___ Stored data

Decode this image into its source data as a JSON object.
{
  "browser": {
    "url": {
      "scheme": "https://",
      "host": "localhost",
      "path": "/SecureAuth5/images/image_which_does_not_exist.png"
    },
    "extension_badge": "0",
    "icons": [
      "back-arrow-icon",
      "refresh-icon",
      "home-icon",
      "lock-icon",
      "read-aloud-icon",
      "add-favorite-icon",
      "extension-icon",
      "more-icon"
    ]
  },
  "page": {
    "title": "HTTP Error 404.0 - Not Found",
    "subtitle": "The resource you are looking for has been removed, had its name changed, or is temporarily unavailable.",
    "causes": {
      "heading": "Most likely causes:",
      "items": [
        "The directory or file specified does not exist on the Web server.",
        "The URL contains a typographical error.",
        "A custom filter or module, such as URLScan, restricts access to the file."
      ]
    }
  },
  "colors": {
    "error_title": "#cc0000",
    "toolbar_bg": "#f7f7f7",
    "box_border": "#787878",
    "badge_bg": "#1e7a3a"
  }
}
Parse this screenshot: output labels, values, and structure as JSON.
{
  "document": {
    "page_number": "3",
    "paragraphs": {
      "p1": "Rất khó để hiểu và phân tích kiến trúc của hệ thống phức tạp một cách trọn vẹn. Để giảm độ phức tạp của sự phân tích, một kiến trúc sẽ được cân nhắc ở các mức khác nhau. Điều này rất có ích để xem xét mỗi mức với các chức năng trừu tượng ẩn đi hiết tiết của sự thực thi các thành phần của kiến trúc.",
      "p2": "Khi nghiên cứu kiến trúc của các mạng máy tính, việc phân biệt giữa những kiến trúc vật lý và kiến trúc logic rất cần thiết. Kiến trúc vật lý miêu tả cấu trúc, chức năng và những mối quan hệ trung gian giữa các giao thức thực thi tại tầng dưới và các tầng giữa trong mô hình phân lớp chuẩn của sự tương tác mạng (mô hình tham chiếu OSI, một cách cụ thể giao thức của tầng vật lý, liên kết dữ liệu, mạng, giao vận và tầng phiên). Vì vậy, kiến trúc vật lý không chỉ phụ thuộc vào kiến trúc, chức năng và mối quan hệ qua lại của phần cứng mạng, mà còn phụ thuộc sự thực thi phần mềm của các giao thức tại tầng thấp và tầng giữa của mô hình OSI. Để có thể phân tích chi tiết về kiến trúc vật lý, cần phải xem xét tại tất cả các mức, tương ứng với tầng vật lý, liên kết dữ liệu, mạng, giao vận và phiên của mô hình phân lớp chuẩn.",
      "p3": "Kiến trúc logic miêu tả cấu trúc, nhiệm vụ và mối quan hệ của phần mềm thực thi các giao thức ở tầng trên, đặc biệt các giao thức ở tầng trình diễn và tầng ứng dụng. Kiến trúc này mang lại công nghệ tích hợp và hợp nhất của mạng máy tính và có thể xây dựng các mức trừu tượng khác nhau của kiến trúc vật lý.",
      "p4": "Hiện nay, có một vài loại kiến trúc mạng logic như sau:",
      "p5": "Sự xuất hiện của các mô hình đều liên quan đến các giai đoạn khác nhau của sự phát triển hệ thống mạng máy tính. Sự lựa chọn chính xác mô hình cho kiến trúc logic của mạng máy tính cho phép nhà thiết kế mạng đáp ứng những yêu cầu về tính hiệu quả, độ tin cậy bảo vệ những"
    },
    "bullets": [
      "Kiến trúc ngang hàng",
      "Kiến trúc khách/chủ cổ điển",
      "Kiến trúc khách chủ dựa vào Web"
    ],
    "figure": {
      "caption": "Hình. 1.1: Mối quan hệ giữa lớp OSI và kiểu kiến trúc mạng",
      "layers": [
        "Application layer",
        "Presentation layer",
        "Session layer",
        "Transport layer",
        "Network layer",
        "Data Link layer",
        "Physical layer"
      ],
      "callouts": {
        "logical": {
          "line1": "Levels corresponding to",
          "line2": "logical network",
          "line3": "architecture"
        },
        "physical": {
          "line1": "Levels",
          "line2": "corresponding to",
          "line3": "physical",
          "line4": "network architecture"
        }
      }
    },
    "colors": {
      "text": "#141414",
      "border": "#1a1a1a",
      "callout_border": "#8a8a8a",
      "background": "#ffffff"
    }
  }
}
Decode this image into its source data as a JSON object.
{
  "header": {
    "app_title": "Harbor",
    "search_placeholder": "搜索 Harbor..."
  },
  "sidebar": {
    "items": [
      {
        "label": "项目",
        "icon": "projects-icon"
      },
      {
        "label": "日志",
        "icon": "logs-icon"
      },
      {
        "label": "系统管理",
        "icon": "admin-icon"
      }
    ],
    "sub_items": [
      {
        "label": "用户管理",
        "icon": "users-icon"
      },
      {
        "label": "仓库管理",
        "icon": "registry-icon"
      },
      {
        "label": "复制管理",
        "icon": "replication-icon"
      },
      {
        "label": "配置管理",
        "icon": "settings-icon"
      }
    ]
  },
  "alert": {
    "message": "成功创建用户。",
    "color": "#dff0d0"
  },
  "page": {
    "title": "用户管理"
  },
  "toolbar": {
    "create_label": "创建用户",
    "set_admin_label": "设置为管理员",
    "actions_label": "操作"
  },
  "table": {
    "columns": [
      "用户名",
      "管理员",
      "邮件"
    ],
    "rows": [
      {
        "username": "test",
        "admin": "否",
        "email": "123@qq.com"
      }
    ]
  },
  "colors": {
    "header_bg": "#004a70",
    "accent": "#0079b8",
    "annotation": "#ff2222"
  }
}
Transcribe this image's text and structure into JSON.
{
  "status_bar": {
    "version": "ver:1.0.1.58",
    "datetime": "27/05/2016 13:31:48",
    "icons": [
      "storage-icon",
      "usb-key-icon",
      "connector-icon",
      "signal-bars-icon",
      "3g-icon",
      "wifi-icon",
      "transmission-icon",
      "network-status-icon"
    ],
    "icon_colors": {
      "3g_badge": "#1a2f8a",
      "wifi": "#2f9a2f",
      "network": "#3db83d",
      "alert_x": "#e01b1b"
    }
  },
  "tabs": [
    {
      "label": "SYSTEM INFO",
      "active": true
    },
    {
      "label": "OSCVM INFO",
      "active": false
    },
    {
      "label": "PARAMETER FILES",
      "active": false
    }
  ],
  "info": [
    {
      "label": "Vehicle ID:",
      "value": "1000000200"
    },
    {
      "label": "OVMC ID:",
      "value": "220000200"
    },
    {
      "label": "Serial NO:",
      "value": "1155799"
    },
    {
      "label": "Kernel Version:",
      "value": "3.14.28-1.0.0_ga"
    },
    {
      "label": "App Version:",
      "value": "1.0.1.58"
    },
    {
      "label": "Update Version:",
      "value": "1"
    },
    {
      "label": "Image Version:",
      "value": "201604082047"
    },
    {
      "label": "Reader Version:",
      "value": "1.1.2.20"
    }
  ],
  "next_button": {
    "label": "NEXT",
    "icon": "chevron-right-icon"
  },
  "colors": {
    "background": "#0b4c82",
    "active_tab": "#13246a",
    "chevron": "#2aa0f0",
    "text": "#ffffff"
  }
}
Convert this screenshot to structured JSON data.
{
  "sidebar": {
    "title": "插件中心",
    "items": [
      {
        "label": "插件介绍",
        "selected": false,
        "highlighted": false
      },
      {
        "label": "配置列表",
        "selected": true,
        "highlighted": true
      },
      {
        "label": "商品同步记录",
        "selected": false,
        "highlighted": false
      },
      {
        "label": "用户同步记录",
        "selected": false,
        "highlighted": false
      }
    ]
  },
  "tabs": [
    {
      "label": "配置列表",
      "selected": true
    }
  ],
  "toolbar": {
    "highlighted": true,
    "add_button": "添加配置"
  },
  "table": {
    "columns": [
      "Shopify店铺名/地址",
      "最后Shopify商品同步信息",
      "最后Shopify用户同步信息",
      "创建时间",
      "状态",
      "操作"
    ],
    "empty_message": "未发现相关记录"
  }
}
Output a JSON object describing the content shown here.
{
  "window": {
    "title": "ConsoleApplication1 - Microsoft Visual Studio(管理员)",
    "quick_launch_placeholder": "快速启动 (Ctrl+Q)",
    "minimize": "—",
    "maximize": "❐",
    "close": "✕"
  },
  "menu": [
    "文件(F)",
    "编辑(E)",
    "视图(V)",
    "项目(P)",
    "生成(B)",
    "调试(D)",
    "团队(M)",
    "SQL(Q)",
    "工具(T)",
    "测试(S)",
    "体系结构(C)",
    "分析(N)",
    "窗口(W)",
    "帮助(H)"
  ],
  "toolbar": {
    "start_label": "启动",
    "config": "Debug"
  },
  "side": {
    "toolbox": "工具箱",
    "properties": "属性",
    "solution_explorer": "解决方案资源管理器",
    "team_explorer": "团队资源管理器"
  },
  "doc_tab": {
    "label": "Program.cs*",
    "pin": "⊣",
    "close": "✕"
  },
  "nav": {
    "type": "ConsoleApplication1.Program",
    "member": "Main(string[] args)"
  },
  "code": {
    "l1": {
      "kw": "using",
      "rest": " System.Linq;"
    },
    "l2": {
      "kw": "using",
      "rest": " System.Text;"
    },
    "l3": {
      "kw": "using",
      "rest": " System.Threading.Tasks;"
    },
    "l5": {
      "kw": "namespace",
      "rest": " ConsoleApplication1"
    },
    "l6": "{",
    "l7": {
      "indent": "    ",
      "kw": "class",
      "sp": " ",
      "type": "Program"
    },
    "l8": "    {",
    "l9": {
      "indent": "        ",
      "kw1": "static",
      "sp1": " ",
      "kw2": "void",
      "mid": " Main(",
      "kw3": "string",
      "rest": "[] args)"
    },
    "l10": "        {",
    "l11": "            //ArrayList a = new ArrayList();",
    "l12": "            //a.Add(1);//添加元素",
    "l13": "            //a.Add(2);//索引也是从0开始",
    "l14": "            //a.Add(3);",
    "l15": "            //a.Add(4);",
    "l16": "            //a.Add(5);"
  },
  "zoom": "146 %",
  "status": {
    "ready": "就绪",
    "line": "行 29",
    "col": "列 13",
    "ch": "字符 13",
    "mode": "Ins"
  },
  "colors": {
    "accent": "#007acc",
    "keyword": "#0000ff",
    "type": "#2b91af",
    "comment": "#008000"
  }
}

______

> Given request: Display every line of the listing that contains the string "chevron".

> Reply:
    "icon": "chevron-right-icon"
    "chevron": "#2aa0f0",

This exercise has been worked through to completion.